(Extracted records)
================

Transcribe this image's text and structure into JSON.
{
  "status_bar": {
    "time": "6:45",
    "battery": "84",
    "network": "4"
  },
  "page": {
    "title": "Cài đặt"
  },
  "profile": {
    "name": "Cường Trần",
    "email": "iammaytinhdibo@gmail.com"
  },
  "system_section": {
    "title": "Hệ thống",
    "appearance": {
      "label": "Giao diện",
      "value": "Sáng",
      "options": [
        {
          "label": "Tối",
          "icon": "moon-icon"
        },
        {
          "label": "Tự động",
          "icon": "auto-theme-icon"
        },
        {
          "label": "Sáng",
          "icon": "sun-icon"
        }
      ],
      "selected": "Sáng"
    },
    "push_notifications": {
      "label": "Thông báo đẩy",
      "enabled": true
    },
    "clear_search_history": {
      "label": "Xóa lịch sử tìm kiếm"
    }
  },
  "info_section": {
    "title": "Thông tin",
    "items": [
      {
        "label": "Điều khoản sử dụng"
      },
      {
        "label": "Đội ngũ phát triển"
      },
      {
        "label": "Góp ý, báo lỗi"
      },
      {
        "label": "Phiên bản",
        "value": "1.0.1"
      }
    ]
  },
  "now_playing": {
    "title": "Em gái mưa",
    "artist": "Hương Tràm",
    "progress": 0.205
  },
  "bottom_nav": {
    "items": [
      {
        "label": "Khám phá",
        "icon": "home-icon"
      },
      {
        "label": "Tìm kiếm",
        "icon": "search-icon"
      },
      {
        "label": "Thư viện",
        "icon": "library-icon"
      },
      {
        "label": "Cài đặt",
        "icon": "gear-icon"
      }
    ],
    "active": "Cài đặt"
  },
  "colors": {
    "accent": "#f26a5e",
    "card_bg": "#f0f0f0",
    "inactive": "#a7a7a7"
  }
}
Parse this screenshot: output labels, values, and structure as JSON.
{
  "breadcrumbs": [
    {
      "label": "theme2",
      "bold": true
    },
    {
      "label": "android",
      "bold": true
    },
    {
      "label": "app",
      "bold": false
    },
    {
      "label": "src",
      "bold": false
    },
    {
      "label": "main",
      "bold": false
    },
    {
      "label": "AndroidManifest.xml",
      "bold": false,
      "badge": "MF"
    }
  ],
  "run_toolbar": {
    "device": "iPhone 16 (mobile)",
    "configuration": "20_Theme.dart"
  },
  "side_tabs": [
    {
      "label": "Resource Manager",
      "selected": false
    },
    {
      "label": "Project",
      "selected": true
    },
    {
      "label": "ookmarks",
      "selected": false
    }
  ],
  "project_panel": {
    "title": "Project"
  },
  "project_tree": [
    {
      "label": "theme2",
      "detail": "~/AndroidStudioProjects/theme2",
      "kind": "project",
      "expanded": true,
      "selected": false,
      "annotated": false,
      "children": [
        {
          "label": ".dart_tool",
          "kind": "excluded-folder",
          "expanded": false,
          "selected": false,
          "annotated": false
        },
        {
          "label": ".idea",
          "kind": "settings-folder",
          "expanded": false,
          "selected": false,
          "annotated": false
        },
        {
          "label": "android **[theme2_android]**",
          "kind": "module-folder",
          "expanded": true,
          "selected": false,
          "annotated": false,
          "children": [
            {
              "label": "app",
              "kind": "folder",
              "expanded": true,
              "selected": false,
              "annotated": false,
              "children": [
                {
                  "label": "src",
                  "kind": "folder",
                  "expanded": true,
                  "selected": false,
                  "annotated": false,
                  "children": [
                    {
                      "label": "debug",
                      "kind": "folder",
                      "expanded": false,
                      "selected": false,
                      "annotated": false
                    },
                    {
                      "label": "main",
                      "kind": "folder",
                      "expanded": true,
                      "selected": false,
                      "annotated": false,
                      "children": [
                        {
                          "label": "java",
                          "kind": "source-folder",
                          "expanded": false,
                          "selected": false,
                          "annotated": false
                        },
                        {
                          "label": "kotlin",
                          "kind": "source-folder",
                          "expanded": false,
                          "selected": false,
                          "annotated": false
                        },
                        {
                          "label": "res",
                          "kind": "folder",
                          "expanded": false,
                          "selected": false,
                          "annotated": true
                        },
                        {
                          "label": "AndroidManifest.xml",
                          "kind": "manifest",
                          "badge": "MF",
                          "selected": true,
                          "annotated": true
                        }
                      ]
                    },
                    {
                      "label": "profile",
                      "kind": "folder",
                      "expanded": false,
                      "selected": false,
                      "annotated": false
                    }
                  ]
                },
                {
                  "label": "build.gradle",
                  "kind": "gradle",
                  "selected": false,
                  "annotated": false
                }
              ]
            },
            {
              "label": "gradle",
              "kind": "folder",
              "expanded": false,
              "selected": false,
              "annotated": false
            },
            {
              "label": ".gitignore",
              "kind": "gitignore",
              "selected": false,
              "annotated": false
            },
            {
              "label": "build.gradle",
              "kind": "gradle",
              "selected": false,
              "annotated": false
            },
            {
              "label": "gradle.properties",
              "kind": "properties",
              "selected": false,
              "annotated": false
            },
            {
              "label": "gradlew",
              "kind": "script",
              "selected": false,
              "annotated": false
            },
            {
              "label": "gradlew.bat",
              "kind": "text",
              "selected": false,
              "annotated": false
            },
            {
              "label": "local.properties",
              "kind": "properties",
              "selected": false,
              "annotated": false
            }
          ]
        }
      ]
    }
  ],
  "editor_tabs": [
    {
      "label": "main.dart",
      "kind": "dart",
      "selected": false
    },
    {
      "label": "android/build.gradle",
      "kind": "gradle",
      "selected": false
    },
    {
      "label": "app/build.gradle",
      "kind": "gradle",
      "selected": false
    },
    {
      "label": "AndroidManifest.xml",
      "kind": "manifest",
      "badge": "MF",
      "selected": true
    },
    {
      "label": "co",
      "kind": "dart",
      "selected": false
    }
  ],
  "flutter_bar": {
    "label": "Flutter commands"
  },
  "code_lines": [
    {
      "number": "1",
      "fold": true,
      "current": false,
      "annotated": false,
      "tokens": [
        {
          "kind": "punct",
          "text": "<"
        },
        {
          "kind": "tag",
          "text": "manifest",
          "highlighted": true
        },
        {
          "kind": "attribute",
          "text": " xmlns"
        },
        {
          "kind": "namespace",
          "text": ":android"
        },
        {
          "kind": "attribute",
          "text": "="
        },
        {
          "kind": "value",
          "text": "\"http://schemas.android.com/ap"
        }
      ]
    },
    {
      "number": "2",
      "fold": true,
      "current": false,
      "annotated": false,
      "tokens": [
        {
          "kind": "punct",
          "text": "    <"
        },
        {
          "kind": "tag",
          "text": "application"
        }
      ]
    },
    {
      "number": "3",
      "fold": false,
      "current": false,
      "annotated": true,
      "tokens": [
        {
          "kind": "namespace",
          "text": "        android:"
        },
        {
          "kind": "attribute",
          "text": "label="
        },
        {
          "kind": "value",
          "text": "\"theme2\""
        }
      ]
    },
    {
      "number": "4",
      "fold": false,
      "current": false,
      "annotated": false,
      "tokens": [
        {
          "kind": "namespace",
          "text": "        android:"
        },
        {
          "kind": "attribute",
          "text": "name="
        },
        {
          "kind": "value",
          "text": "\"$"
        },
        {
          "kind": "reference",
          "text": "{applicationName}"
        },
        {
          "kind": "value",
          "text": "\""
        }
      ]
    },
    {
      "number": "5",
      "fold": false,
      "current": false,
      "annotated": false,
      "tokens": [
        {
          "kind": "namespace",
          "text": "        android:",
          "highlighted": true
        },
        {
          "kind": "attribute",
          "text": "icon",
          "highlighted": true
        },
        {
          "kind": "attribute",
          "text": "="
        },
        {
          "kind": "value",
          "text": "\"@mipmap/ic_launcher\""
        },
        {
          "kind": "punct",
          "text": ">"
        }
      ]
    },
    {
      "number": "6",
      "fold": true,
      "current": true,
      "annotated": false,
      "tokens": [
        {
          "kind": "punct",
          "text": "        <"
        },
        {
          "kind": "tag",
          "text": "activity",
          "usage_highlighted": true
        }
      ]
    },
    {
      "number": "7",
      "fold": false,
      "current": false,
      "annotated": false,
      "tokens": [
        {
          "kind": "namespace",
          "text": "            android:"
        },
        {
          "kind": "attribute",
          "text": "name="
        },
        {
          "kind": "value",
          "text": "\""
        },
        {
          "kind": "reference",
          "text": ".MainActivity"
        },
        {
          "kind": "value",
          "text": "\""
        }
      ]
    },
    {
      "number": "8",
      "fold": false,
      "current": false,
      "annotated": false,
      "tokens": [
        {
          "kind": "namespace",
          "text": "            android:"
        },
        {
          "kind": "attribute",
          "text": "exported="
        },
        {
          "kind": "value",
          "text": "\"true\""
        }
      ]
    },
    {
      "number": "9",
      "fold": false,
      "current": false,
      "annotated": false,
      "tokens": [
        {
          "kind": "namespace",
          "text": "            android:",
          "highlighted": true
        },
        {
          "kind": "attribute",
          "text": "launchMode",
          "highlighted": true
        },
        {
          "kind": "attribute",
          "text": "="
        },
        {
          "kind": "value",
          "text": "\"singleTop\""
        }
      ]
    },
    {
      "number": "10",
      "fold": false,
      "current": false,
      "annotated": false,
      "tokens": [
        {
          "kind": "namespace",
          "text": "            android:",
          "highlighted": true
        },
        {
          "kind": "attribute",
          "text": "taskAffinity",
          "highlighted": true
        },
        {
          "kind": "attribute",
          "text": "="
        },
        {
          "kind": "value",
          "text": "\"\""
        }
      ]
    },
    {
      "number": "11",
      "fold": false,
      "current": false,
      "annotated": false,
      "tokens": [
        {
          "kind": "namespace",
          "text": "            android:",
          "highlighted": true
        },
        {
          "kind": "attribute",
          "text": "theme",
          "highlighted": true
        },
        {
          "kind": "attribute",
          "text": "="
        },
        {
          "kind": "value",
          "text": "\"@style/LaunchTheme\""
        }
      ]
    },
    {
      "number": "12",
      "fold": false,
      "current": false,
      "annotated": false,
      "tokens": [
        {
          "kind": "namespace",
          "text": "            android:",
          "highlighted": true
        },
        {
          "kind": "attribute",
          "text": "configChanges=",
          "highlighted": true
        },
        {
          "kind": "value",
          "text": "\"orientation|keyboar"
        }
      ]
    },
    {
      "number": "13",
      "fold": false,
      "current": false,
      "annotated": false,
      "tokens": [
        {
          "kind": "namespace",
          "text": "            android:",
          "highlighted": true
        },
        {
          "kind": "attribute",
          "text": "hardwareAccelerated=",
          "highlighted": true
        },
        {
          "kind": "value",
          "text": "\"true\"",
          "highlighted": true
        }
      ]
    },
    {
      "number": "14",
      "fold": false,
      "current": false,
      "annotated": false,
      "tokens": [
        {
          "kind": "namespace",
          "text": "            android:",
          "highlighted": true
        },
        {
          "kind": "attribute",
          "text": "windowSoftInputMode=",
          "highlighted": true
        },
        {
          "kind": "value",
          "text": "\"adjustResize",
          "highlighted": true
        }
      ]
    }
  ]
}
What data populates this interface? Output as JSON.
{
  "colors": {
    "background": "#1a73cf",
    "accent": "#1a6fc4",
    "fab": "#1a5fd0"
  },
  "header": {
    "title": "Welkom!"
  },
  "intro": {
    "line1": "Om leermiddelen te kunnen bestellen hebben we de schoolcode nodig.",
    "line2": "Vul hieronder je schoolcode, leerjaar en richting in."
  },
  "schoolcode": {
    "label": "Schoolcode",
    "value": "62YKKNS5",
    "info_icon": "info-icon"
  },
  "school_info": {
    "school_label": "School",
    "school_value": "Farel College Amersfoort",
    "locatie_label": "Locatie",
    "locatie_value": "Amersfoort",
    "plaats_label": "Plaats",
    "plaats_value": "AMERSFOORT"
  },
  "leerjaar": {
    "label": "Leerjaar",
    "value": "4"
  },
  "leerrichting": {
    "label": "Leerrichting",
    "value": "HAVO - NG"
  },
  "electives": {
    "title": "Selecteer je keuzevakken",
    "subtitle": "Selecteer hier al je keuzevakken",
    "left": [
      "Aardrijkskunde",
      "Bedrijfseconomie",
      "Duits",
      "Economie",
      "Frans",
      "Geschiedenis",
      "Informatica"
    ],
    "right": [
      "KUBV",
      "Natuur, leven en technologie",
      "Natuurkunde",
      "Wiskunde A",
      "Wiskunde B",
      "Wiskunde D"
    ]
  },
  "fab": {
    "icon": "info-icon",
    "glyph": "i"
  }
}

================

Report how many lines in the listing above include the word "icon". Give nothing but the number.

10